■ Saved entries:
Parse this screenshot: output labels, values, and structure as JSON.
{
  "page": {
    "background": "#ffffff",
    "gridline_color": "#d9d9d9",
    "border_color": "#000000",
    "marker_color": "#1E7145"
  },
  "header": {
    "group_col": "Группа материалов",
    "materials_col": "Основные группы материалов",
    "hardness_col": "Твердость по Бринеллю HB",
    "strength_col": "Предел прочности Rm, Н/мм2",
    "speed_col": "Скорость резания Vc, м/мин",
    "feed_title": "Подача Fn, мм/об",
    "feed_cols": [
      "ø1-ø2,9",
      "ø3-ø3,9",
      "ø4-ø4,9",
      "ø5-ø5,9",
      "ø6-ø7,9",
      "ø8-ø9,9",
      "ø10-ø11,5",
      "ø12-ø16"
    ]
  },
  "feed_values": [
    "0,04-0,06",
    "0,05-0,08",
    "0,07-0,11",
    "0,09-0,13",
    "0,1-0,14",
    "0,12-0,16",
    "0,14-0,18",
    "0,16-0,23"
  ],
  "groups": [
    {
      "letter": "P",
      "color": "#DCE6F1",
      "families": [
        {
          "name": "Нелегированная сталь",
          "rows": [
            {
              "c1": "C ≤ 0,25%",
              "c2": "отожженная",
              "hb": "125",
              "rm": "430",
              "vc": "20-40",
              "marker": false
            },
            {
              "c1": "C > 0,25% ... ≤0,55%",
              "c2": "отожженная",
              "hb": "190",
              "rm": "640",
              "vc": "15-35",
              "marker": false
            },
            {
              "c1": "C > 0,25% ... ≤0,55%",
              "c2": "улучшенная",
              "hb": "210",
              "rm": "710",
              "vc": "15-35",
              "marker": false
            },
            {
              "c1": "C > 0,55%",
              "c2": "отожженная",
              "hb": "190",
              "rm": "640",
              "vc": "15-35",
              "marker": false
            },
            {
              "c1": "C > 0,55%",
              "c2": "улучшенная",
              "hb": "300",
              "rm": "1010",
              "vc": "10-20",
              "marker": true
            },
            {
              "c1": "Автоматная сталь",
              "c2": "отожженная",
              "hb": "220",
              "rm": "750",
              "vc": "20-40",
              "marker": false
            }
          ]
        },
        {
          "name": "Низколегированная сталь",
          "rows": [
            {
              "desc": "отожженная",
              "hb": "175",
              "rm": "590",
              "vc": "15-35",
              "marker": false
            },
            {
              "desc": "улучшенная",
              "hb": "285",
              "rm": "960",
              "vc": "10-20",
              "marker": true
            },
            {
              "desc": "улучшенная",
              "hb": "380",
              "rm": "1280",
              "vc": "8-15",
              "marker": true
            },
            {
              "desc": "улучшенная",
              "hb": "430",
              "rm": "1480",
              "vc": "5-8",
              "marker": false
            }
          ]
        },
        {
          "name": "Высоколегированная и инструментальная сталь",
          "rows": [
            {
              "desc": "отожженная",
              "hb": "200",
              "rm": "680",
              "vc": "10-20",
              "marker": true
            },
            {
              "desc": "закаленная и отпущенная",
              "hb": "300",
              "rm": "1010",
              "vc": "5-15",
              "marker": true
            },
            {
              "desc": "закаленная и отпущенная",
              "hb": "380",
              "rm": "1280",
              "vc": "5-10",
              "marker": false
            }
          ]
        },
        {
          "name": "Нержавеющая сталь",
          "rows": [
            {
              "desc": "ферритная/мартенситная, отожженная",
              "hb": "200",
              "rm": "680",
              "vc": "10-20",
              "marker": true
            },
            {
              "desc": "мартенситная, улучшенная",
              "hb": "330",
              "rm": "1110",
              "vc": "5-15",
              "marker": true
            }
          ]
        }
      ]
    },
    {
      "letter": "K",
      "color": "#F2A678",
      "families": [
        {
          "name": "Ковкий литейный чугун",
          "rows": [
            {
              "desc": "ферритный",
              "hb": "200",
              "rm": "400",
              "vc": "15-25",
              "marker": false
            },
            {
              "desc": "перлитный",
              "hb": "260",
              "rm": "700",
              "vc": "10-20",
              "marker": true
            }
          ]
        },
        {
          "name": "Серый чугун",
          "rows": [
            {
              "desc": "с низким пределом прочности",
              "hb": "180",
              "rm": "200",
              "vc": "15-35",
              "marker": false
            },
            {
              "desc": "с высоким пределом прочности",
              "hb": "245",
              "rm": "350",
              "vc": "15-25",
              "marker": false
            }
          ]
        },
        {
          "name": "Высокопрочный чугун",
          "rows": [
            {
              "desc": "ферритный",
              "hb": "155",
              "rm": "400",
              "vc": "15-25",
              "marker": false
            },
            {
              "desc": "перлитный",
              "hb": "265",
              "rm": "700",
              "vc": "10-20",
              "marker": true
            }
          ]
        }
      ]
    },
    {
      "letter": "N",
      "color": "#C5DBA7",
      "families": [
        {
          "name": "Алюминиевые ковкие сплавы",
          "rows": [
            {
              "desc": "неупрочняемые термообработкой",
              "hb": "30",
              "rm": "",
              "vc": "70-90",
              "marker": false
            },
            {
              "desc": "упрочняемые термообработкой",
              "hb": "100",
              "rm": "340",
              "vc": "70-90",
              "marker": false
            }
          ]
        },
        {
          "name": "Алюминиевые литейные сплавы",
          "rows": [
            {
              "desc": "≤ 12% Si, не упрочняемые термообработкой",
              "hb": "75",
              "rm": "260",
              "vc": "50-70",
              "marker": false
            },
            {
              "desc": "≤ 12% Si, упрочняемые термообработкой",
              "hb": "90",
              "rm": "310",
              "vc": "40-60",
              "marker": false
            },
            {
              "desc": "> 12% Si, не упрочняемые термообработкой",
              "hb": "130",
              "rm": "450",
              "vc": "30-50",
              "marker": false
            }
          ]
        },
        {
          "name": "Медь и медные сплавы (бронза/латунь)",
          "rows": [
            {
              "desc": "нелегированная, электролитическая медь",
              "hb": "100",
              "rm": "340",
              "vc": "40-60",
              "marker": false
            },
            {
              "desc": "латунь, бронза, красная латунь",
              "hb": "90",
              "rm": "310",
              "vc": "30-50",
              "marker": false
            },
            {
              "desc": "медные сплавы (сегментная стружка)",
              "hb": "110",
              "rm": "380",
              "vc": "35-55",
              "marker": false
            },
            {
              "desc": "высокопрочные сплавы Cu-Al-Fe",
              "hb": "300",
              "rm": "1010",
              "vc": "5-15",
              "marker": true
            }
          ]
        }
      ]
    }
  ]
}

■ WHAT YOU SHOULD DO:
Provide only the count of lines in the data above that include the string "Алюминиевые".

■ WRITTEN ANSWER:
2